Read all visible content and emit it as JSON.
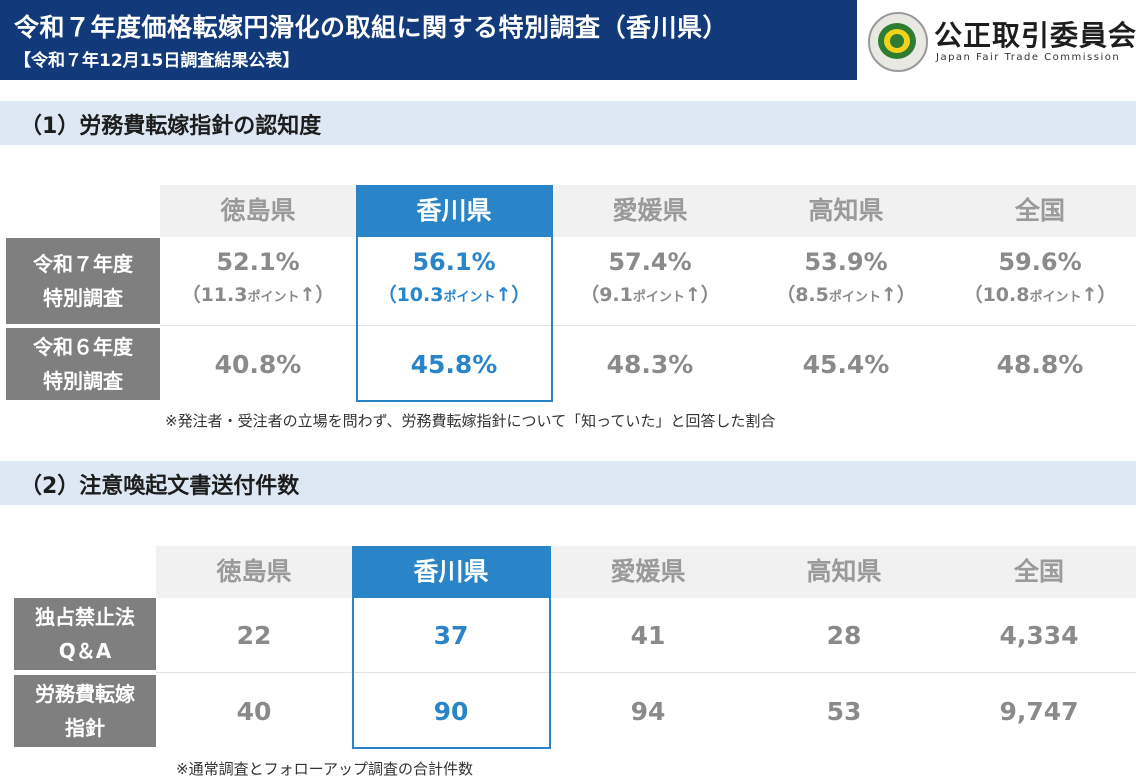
{
  "banner": {
    "title": "令和７年度価格転嫁円滑化の取組に関する特別調査（香川県）",
    "subtitle": "【令和７年12月15日調査結果公表】"
  },
  "logo": {
    "name_jp": "公正取引委員会",
    "name_en": "Japan Fair Trade Commission",
    "icon": "jftc-seal-icon"
  },
  "section1": {
    "heading": "（1）労務費転嫁指針の認知度",
    "columns": [
      "徳島県",
      "香川県",
      "愛媛県",
      "高知県",
      "全国"
    ],
    "rows": [
      {
        "label_line1": "令和７年度",
        "label_line2": "特別調査",
        "values": [
          "52.1%",
          "56.1%",
          "57.4%",
          "53.9%",
          "59.6%"
        ],
        "changes": [
          {
            "open": "（11.3",
            "unit": "ポイント",
            "close": "↑）"
          },
          {
            "open": "（10.3",
            "unit": "ポイント",
            "close": "↑）"
          },
          {
            "open": "（9.1",
            "unit": "ポイント",
            "close": "↑）"
          },
          {
            "open": "（8.5",
            "unit": "ポイント",
            "close": "↑）"
          },
          {
            "open": "（10.8",
            "unit": "ポイント",
            "close": "↑）"
          }
        ]
      },
      {
        "label_line1": "令和６年度",
        "label_line2": "特別調査",
        "values": [
          "40.8%",
          "45.8%",
          "48.3%",
          "45.4%",
          "48.8%"
        ]
      }
    ],
    "note": "※発注者・受注者の立場を問わず、労務費転嫁指針について「知っていた」と回答した割合"
  },
  "section2": {
    "heading": "（2）注意喚起文書送付件数",
    "columns": [
      "徳島県",
      "香川県",
      "愛媛県",
      "高知県",
      "全国"
    ],
    "rows": [
      {
        "label_line1": "独占禁止法",
        "label_line2": "Q＆A",
        "values": [
          "22",
          "37",
          "41",
          "28",
          "4,334"
        ]
      },
      {
        "label_line1": "労務費転嫁",
        "label_line2": "指針",
        "values": [
          "40",
          "90",
          "94",
          "53",
          "9,747"
        ]
      }
    ],
    "note": "※通常調査とフォローアップ調査の合計件数"
  },
  "colors": {
    "banner": "#123a7a",
    "section_band": "#dde8f4",
    "highlight": "#2a85c8",
    "row_label": "#7f7f7f",
    "value_text": "#8a8a8a"
  }
}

# Written task
Write the entries above out again exactly, but not the pictures.

# Written response
Read all visible content and emit it as JSON.
{
  "banner": {
    "title": "令和７年度価格転嫁円滑化の取組に関する特別調査（香川県）",
    "subtitle": "【令和７年12月15日調査結果公表】"
  },
  "logo": {
    "name_jp": "公正取引委員会",
    "name_en": "Japan Fair Trade Commission",
    "icon": "jftc-seal-icon"
  },
  "section1": {
    "heading": "（1）労務費転嫁指針の認知度",
    "columns": [
      "徳島県",
      "香川県",
      "愛媛県",
      "高知県",
      "全国"
    ],
    "rows": [
      {
        "label_line1": "令和７年度",
        "label_line2": "特別調査",
        "values": [
          "52.1%",
          "56.1%",
          "57.4%",
          "53.9%",
          "59.6%"
        ],
        "changes": [
          {
            "open": "（11.3",
            "unit": "ポイント",
            "close": "↑）"
          },
          {
            "open": "（10.3",
            "unit": "ポイント",
            "close": "↑）"
          },
          {
            "open": "（9.1",
            "unit": "ポイント",
            "close": "↑）"
          },
          {
            "open": "（8.5",
            "unit": "ポイント",
            "close": "↑）"
          },
          {
            "open": "（10.8",
            "unit": "ポイント",
            "close": "↑）"
          }
        ]
      },
      {
        "label_line1": "令和６年度",
        "label_line2": "特別調査",
        "values": [
          "40.8%",
          "45.8%",
          "48.3%",
          "45.4%",
          "48.8%"
        ]
      }
    ],
    "note": "※発注者・受注者の立場を問わず、労務費転嫁指針について「知っていた」と回答した割合"
  },
  "section2": {
    "heading": "（2）注意喚起文書送付件数",
    "columns": [
      "徳島県",
      "香川県",
      "愛媛県",
      "高知県",
      "全国"
    ],
    "rows": [
      {
        "label_line1": "独占禁止法",
        "label_line2": "Q＆A",
        "values": [
          "22",
          "37",
          "41",
          "28",
          "4,334"
        ]
      },
      {
        "label_line1": "労務費転嫁",
        "label_line2": "指針",
        "values": [
          "40",
          "90",
          "94",
          "53",
          "9,747"
        ]
      }
    ],
    "note": "※通常調査とフォローアップ調査の合計件数"
  },
  "colors": {
    "banner": "#123a7a",
    "section_band": "#dde8f4",
    "highlight": "#2a85c8",
    "row_label": "#7f7f7f",
    "value_text": "#8a8a8a"
  }
}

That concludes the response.